• [Problem to solve]:
Rewrite the passage about moving the TFS data between "Why are copy" and "instead of days.", inclusive, with "engineers" replaced by "developers".

• [Passage]:
The current home of the data is the corporate IT infrastructure which is shared and inaccessible by the team that I am working with. This means that the corporate IT guys will not let us any where near the server or give us access and we need to rely on them providing backups. As I arrived on this engagement the customer had just received their first backup from the corporate operations team. This team would only do an offline backup and TFS was offline for 20 hours to complete the process. To make matters worse there was some sort of issue that was crippling the network at the same time and they had to put someone on a plane to fly 1000 miles to pick up a hard disk and back. The joys of large databases (2TB).

Unfortunately for the customer they followed their corporate IT teams recommendations for server specifications, load-outs and configuration. This has caused all sorts of issues around moving data round and just a general level of unnecessarily added complexity. For example we have physical data tiers for TFS. If you have access to local storage (direct attached) then I would always recommend using virtual SQL Server instances. It gives you a degree of flexibility that you just can’t get from physical boxes like snapshots and moving boxes around. You can even add large attached storage to your VM Host and get phenomenal speeds copying between VHD’s.

Why are copy speeds so important? Think first about taking a 2TB backup, moving that 2TB backup and then restoring that 2TB backup. And then think about doing that 5 times as we move the TFS instance through the remediation process. With physical boxes and copying the files we are looking at 2-3 days (yes days) per environment and we will have over 500 engineers unable to work until the process is completed. That is not acceptable so we need to get good at this and work the kinks out and to work the kinks our we are running the entire process 3-4 times end to end. Our solution for the speed issue was to use a direct attached storage array that we only had two controllers for. We would then leapfrog the controllers down the chain to reduce the data manipulation process to a few hours instead of days.

• [Data lines]:
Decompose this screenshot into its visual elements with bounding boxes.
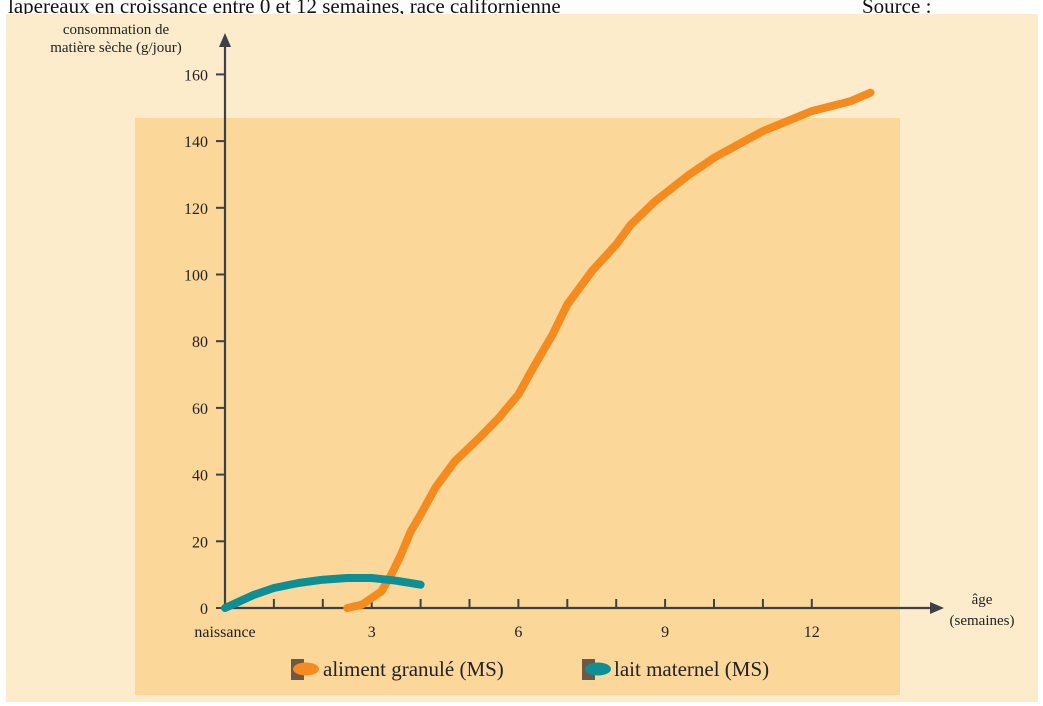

• [Problem solution]:
Why are copy speeds so important? Think first about taking a 2TB backup, moving that 2TB backup and then restoring that 2TB backup. And then think about doing that 5 times as we move the TFS instance through the remediation process. With physical boxes and copying the files we are looking at 2-3 days (yes days) per environment and we will have over 500 developers unable to work until the process is completed. That is not acceptable so we need to get good at this and work the kinks out and to work the kinks our we are running the entire process 3-4 times end to end. Our solution for the speed issue was to use a direct attached storage array that we only had two controllers for. We would then leapfrog the controllers down the chain to reduce the data manipulation process to a few hours instead of days.